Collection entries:
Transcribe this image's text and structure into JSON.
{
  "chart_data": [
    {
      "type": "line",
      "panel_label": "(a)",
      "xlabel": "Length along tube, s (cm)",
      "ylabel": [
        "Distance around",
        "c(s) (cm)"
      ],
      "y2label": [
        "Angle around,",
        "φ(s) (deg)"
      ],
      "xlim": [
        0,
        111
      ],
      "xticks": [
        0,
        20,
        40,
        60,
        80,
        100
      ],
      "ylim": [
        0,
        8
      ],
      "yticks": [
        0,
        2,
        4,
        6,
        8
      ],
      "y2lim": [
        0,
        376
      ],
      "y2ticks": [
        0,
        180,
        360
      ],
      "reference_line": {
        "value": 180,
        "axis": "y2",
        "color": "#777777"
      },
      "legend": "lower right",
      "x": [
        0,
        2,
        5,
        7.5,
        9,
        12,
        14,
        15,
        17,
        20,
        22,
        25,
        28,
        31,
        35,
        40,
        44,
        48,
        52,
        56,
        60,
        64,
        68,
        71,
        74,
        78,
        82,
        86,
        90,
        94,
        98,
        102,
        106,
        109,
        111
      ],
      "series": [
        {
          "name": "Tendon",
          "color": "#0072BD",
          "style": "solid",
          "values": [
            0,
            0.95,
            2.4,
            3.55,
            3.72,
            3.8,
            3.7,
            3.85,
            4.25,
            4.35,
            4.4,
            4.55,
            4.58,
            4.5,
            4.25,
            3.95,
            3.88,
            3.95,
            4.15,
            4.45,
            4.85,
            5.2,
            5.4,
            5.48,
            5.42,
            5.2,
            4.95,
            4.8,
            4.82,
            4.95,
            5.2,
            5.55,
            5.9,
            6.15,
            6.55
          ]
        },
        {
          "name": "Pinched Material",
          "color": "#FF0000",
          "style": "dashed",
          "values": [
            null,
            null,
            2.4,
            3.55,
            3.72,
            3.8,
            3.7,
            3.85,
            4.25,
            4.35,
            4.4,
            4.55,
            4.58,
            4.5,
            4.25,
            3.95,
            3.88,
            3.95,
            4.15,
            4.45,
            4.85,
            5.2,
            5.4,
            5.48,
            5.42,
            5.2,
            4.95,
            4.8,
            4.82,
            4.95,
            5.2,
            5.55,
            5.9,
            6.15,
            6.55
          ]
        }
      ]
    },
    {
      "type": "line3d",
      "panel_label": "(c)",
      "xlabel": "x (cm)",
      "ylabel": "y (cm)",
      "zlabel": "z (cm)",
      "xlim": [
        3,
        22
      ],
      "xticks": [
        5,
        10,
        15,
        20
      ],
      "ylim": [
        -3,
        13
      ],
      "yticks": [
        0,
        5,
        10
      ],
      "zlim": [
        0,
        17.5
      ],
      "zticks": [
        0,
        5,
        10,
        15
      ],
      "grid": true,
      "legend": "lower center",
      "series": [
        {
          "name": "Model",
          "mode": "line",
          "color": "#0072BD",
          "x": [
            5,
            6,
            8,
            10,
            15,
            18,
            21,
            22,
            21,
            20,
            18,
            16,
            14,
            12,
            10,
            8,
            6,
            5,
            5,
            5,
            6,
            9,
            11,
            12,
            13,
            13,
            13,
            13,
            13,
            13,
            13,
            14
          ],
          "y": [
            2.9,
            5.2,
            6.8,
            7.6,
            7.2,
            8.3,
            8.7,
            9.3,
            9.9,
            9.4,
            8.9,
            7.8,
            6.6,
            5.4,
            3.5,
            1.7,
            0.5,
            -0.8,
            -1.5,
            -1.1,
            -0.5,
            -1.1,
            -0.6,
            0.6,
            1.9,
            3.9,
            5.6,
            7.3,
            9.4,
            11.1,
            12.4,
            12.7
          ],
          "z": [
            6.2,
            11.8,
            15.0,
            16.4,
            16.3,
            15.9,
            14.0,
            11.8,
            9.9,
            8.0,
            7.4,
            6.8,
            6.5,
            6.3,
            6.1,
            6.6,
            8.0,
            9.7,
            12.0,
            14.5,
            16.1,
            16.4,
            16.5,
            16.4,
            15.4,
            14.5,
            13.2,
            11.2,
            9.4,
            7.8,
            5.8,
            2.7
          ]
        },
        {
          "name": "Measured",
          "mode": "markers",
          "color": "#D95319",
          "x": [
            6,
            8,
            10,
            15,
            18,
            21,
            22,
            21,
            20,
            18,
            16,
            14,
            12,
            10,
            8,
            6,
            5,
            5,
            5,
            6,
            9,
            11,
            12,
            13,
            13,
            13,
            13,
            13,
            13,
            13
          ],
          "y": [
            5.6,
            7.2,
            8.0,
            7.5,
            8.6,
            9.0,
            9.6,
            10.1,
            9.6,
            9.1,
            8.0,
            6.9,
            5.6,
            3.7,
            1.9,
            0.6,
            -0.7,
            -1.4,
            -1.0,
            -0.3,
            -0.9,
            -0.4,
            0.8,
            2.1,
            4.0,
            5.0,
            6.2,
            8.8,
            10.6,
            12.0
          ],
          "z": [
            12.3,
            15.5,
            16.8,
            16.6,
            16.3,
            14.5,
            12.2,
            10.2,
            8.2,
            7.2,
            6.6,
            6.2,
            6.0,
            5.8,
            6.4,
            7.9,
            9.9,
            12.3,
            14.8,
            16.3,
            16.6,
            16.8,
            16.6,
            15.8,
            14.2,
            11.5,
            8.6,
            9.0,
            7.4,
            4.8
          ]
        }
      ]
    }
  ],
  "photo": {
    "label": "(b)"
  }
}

# [SHORT EXERCISE]
Collect every line from the records above that contains the word "xlabel".

# [OUTPUT OF THE TASK]
      "xlabel": "Length along tube, s (cm)",
      "xlabel": "x (cm)",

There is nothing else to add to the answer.